● **Supplied data**
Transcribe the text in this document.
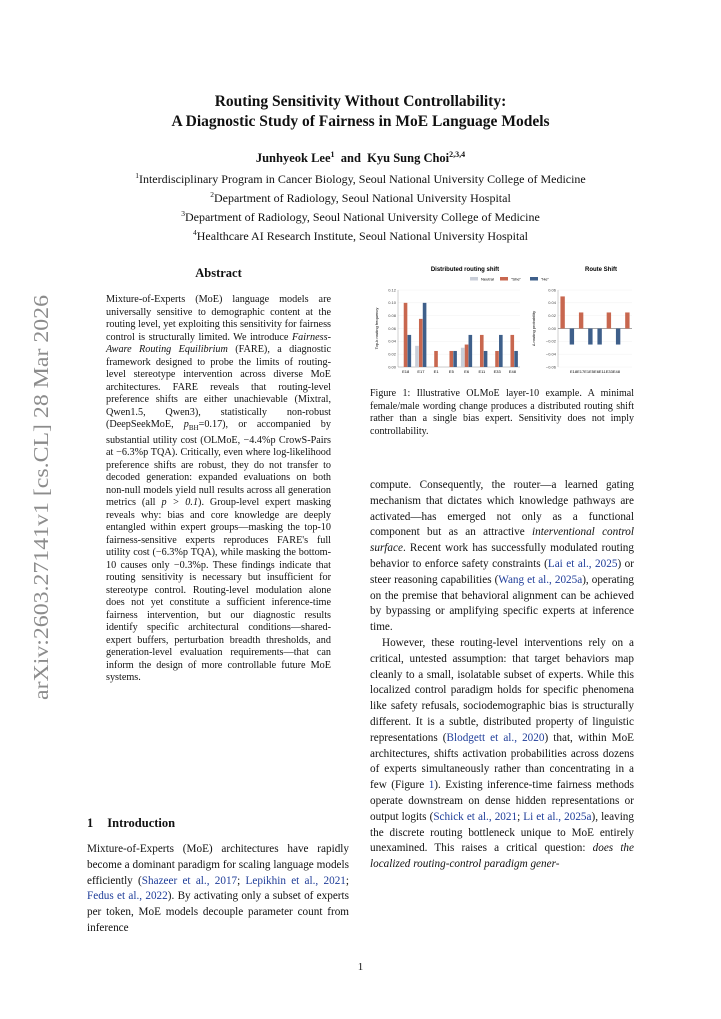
arXiv:2603.27141v1 [cs.CL] 28 Mar 2026
Routing Sensitivity Without Controllability:
A Diagnostic Study of Fairness in MoE Language Models
Junhyeok Lee$^1$ and Kyu Sung Choi$^{2,3,4}$
$^1$Interdisciplinary Program in Cancer Biology, Seoul National University College of Medicine
$^2$Department of Radiology, Seoul National University Hospital
$^3$Department of Radiology, Seoul National University College of Medicine
$^4$Healthcare AI Research Institute, Seoul National University Hospital
Abstract

Mixture-of-Experts (MoE) language models are universally sensitive to demographic content at the routing level, yet exploiting this sensitivity for fairness control is structurally limited. We introduce Fairness-Aware Routing Equilibrium (FARE), a diagnostic framework designed to probe the limits of routing-level stereotype intervention across diverse MoE architectures. FARE reveals that routing-level preference shifts are either unachievable (Mixtral, Qwen1.5, Qwen3), statistically non-robust (DeepSeekMoE, $p_{BH}=0.17$), or accompanied by substantial utility cost (OLMoE, −4.4%p CrowS-Pairs at −6.3%p TQA). Critically, even where log-likelihood preference shifts are robust, they do not transfer to decoded generation: expanded evaluations on both non-null models yield null results across all generation metrics (all p > 0.1). Group-level expert masking reveals why: bias and core knowledge are deeply entangled within expert groups—masking the top-10 fairness-sensitive experts reproduces FARE's full utility cost (−6.3%p TQA), while masking the bottom-10 causes only −0.3%p. These findings indicate that routing sensitivity is necessary but insufficient for stereotype control. Routing-level modulation alone does not yet constitute a sufficient inference-time fairness intervention, but our diagnostic results identify specific architectural conditions—shared-expert buffers, perturbation breadth thresholds, and generation-level evaluation requirements—that can inform the design of more controllable future MoE systems.

1 Introduction

Mixture-of-Experts (MoE) architectures have rapidly become a dominant paradigm for scaling language models efficiently (Shazeer et al., 2017; Lepikhin et al., 2021; Fedus et al., 2022). By activating only a subset of experts per token, MoE models decouple parameter count from inference

Distributed routing shift
Neutral	"She"	"He"
0.00
0.02
0.04
0.06
0.08
0.10
0.12
Top-k routing frequency
E18 E17 E1	E5	E6 E11 E33 E48
Route Shift
−0.06
−0.04
−0.02
0.00
0.02
0.04
0.06
Δ routing probability
E18E17E1E5E6E11E33E48
Figure 1: Illustrative OLMoE layer-10 example. A minimal female/male wording change produces a distributed routing shift rather than a single bias expert. Sensitivity does not imply controllability.

compute. Consequently, the router—a learned gating mechanism that dictates which knowledge pathways are activated—has emerged not only as a functional component but as an attractive interventional control surface. Recent work has successfully modulated routing behavior to enforce safety constraints (Lai et al., 2025) or steer reasoning capabilities (Wang et al., 2025a), operating on the premise that behavioral alignment can be achieved by bypassing or amplifying specific experts at inference time.

However, these routing-level interventions rely on a critical, untested assumption: that target behaviors map cleanly to a small, isolatable subset of experts. While this localized control paradigm holds for specific phenomena like safety refusals, sociodemographic bias is structurally different. It is a subtle, distributed property of linguistic representations (Blodgett et al., 2020) that, within MoE architectures, shifts activation probabilities across dozens of experts simultaneously rather than concentrating in a few (Figure 1). Existing inference-time fairness methods operate downstream on dense hidden representations or output logits (Schick et al., 2021; Li et al., 2025a), leaving the discrete routing bottleneck unique to MoE entirely unexamined. This raises a critical question: does the localized routing-control paradigm gener-

1
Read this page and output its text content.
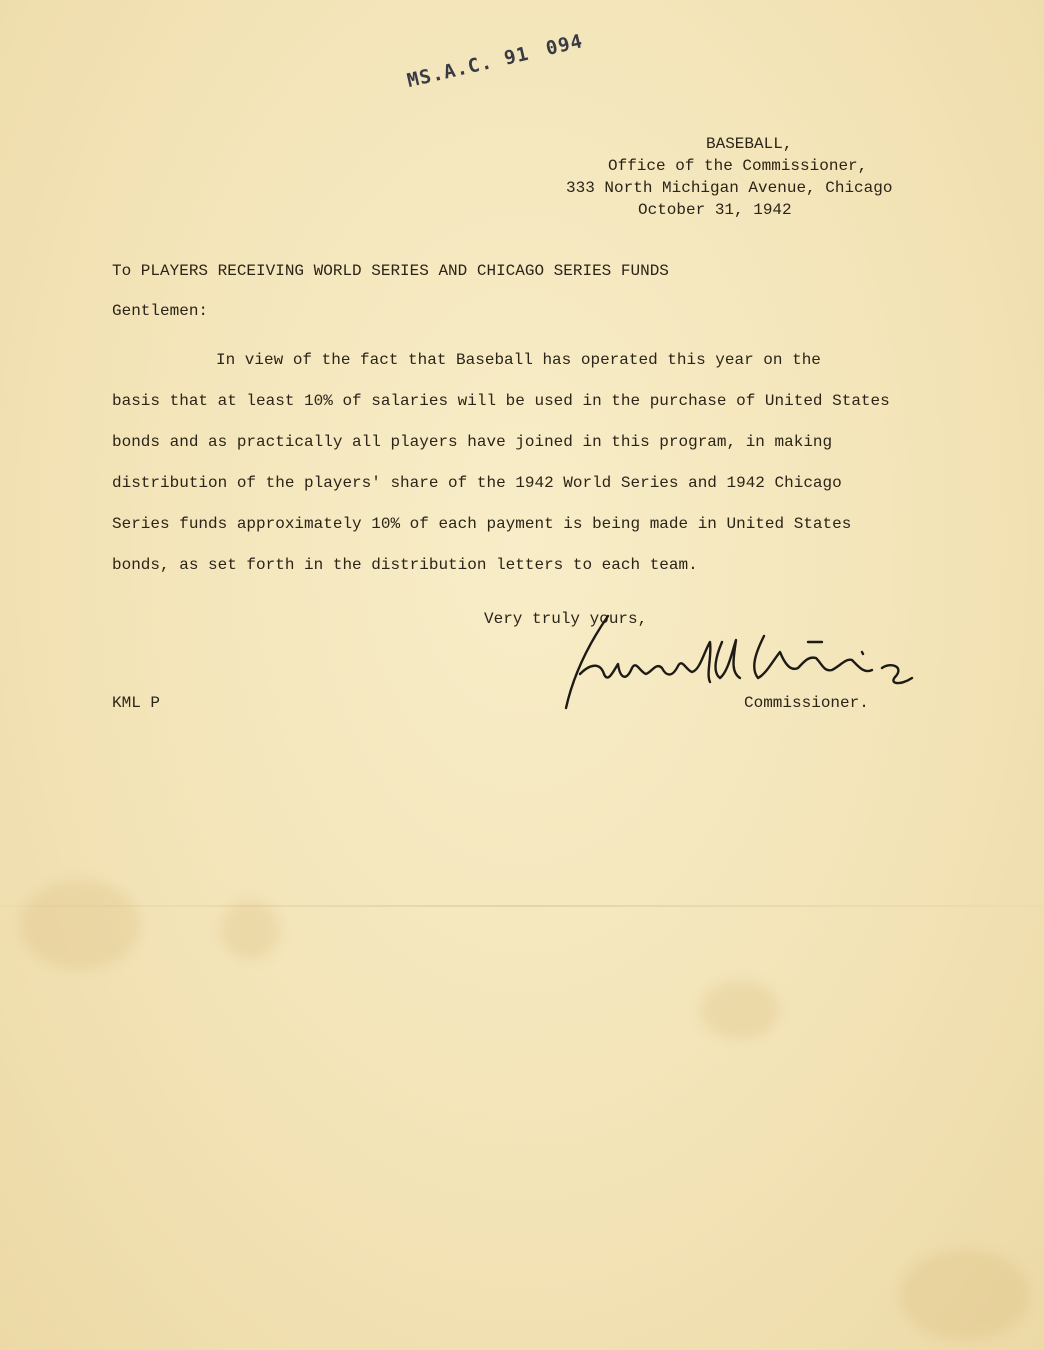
MS.A.C. 91 094
BASEBALL,
Office of the Commissioner,
333 North Michigan Avenue, Chicago
October 31, 1942
To PLAYERS RECEIVING WORLD SERIES AND CHICAGO SERIES FUNDS
Gentlemen:
In view of the fact that Baseball has operated this year on the
basis that at least 10% of salaries will be used in the purchase of United States
bonds and as practically all players have joined in this program, in making
distribution of the players' share of the 1942 World Series and 1942 Chicago
Series funds approximately 10% of each payment is being made in United States
bonds, as set forth in the distribution letters to each team.
Very truly yours,
Commissioner.
KML P
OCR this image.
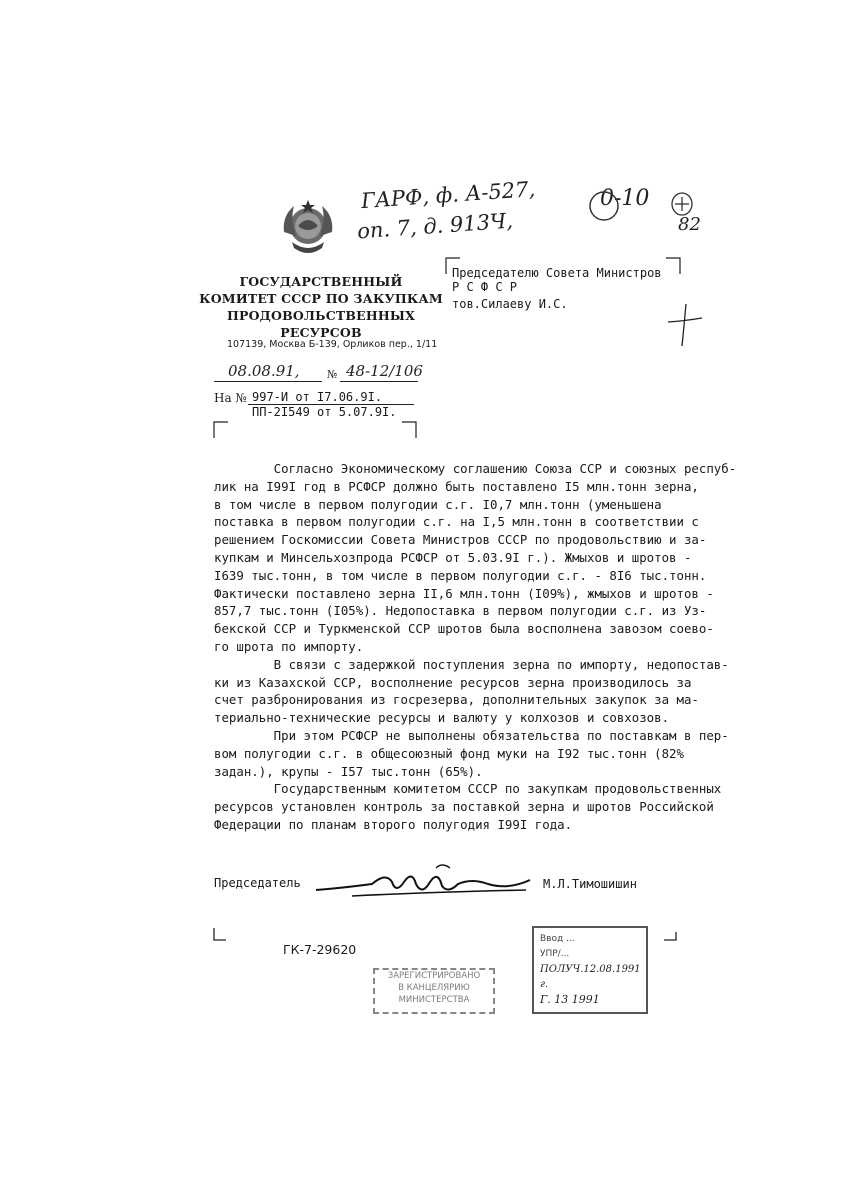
ГАРФ, ф. А-527,
оп. 7, д. 913Ч,
0-10
82
ГОСУДАРСТВЕННЫЙ
КОМИТЕТ СССР ПО ЗАКУПКАМ
ПРОДОВОЛЬСТВЕННЫХ РЕСУРСОВ
107139, Москва Б-139, Орликов пер., 1/11
08.08.91, № 48-12/106
На № 997-И от I7.06.9I.
ПП-2I549 от 5.07.9I.
Председателю Совета Министров
Р С Ф С Р
тов.Силаеву И.С.

Согласно Экономическому соглашению Союза ССР и союзных респуб-

лик на I99I год в РСФСР должно быть поставлено I5 млн.тонн зерна,

в том числе в первом полугодии с.г. I0,7 млн.тонн (уменьшена

поставка в первом полугодии с.г. на I,5 млн.тонн в соответствии с

решением Госкомиссии Совета Министров СССР по продовольствию и за-

купкам и Минсельхозпрода РСФСР от 5.03.9I г.). Жмыхов и шротов -

I639 тыс.тонн, в том числе в первом полугодии с.г. - 8I6 тыс.тонн.

Фактически поставлено зерна II,6 млн.тонн (I09%), жмыхов и шротов -

857,7 тыс.тонн (I05%). Недопоставка в первом полугодии с.г. из Уз-

бекской ССР и Туркменской ССР шротов была восполнена завозом соево-

го шрота по импорту.

В связи с задержкой поступления зерна по импорту, недопостав-

ки из Казахской ССР, восполнение ресурсов зерна производилось за

счет разбронирования из госрезерва, дополнительных закупок за ма-

териально-технические ресурсы и валюту у колхозов и совхозов.

При этом РСФСР не выполнены обязательства по поставкам в пер-

вом полугодии с.г. в общесоюзный фонд муки на I92 тыс.тонн (82%

задан.), крупы - I57 тыс.тонн (65%).

Государственным комитетом СССР по закупкам продовольственных

ресурсов установлен контроль за поставкой зерна и шротов Российской

Федерации по планам второго полугодия I99I года.

Председатель	М.Л.Тимошишин
ГК-7-29620
ЗАРЕГИСТРИРОВАНО
В КАНЦЕЛЯРИЮ
МИНИСТЕРСТВА
Ввод ...
УПР/...
ПОЛУЧ.12.08.1991 г.
Г. 13 1991
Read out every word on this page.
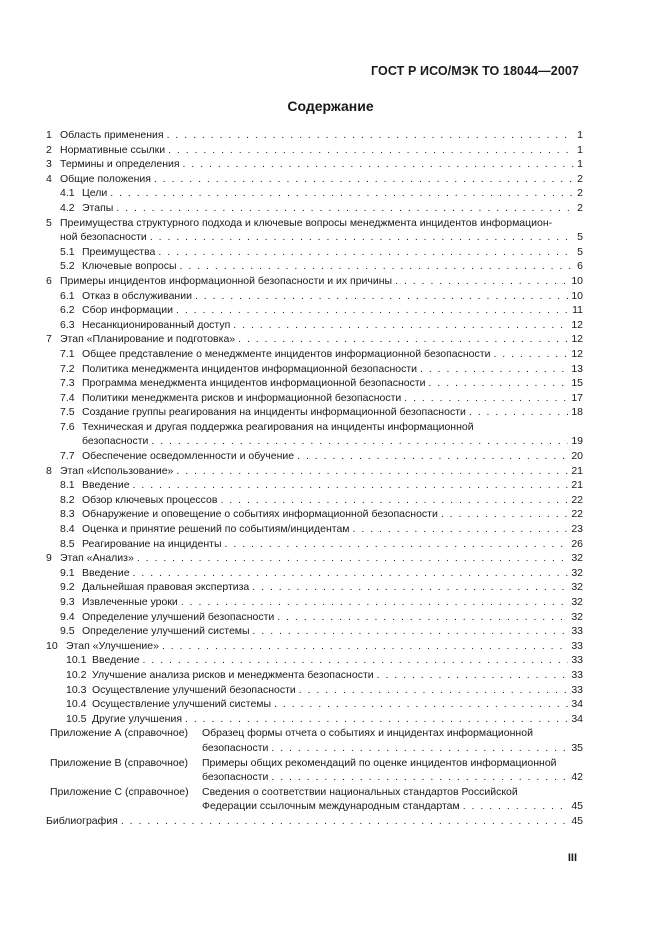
ГОСТ Р ИСО/МЭК ТО 18044—2007
Содержание
1 Область применения . . .	1
2 Нормативные ссылки . . .	1
3 Термины и определения . . .	1
4 Общие положения . . .	2
4.1 Цели . . .	2
4.2 Этапы . . .	2
5 Преимущества структурного подхода и ключевые вопросы менеджмента инцидентов информацион-
ной безопасности . . .	5
5.1 Преимущества . . .	5
5.2 Ключевые вопросы . . .	6
6 Примеры инцидентов информационной безопасности и их причины . . .	10
6.1 Отказ в обслуживании . . .	10
6.2 Сбор информации . . .	11
6.3 Несанкционированный доступ . . .	12
7 Этап «Планирование и подготовка» . . .	12
7.1 Общее представление о менеджменте инцидентов информационной безопасности . . .	12
7.2 Политика менеджмента инцидентов информационной безопасности . . .	13
7.3 Программа менеджмента инцидентов информационной безопасности . . .	15
7.4 Политики менеджмента рисков и информационной безопасности . . .	17
7.5 Создание группы реагирования на инциденты информационной безопасности . . .	18
7.6 Техническая и другая поддержка реагирования на инциденты информационной
безопасности . . .	19
7.7 Обеспечение осведомленности и обучение . . .	20
8 Этап «Использование» . . .	21
8.1 Введение . . .	21
8.2 Обзор ключевых процессов . . .	22
8.3 Обнаружение и оповещение о событиях информационной безопасности . . .	22
8.4 Оценка и принятие решений по событиям/инцидентам . . .	23
8.5 Реагирование на инциденты . . .	26
9 Этап «Анализ» . . .	32
9.1 Введение . . .	32
9.2 Дальнейшая правовая экспертиза . . .	32
9.3 Извлеченные уроки . . .	32
9.4 Определение улучшений безопасности . . .	32
9.5 Определение улучшений системы . . .	33
10 Этап «Улучшение» . . .	33
10.1 Введение . . .	33
10.2 Улучшение анализа рисков и менеджмента безопасности . . .	33
10.3 Осуществление улучшений безопасности . . .	33
10.4 Осуществление улучшений системы . . .	34
10.5 Другие улучшения . . .	34
Приложение А (справочное) Образец формы отчета о событиях и инцидентах информационной
безопасности . . .	35
Приложение В (справочное) Примеры общих рекомендаций по оценке инцидентов информационной
безопасности . . .	42
Приложение С (справочное) Сведения о соответствии национальных стандартов Российской
Федерации ссылочным международным стандартам . . .	45
Библиография . . .	45
III
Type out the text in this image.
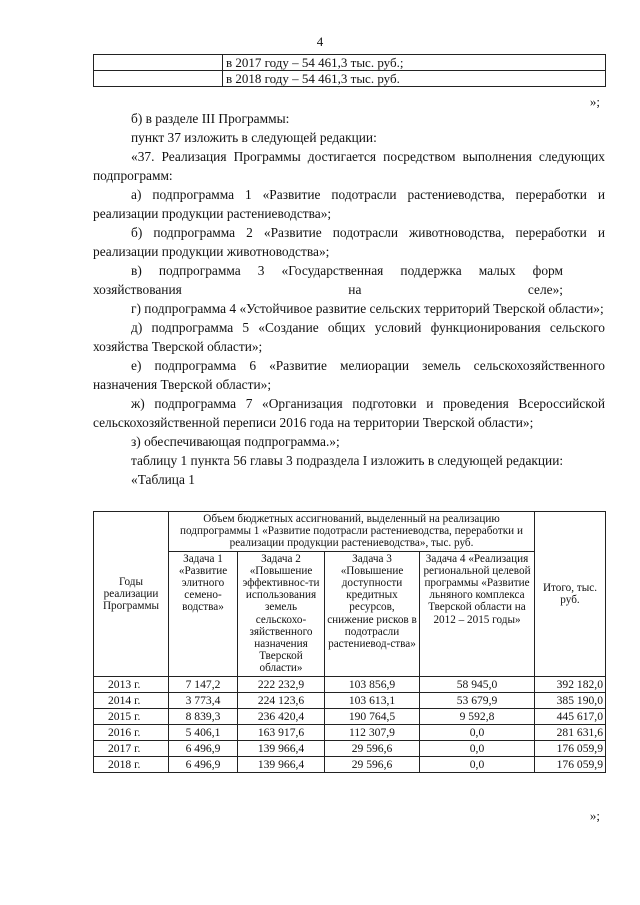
4
	в 2017 году – 54 461,3 тыс. руб.;
	в 2018 году – 54 461,3 тыс. руб.
»;

б) в разделе III Программы:

пункт 37 изложить в следующей редакции:

«37. Реализация Программы достигается посредством выполнения следующих подпрограмм:

а) подпрограмма 1 «Развитие подотрасли растениеводства, переработки и реализации продукции растениеводства»;

б) подпрограмма 2 «Развитие подотрасли животноводства, переработки и реализации продукции животноводства»;

в) подпрограмма 3 «Государственная поддержка малых форм хозяйствования на селе»;

г) подпрограмма 4 «Устойчивое развитие сельских территорий Тверской области»;

д) подпрограмма 5 «Создание общих условий функционирования сельского хозяйства Тверской области»;

е) подпрограмма 6 «Развитие мелиорации земель сельскохозяйственного назначения Тверской области»;

ж) подпрограмма 7 «Организация подготовки и проведения Всероссийской сельскохозяйственной переписи 2016 года на территории Тверской области»;

з) обеспечивающая подпрограмма.»;

таблицу 1 пункта 56 главы 3 подраздела I изложить в следующей редакции:

«Таблица 1

Годы реализации Программы	Объем бюджетных ассигнований, выделенный на реализацию подпрограммы 1 «Развитие подотрасли растениеводства, переработки и реализации продукции растениеводства», тыс. руб.				Итого, тыс. руб.
	Задача 1 «Развитие элитного семено-водства»	Задача 2 «Повышение эффективнос-ти использования земель сельскохо-зяйственного назначения Тверской области»	Задача 3 «Повышение доступности кредитных ресурсов, снижение рисков в подотрасли растениевод-ства»	Задача 4 «Реализация региональной целевой программы «Развитие льняного комплекса Тверской области на 2012 – 2015 годы»	
2013 г.	7 147,2	222 232,9	103 856,9	58 945,0	392 182,0
2014 г.	3 773,4	224 123,6	103 613,1	53 679,9	385 190,0
2015 г.	8 839,3	236 420,4	190 764,5	9 592,8	445 617,0
2016 г.	5 406,1	163 917,6	112 307,9	0,0	281 631,6
2017 г.	6 496,9	139 966,4	29 596,6	0,0	176 059,9
2018 г.	6 496,9	139 966,4	29 596,6	0,0	176 059,9
»;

● **Brief**
From the entries above, copy every line that holds the word "have".

● **Completed exercise**
Mixture-of-Experts (MoE) architectures have rapidly become a dominant paradigm for scaling language models efficiently (Shazeer et al., 2017; Lepikhin et al., 2021; Fedus et al., 2022). By activating only a subset of experts per token, MoE models decouple parameter count from inference
bonds and as practically all players have joined in this program, in making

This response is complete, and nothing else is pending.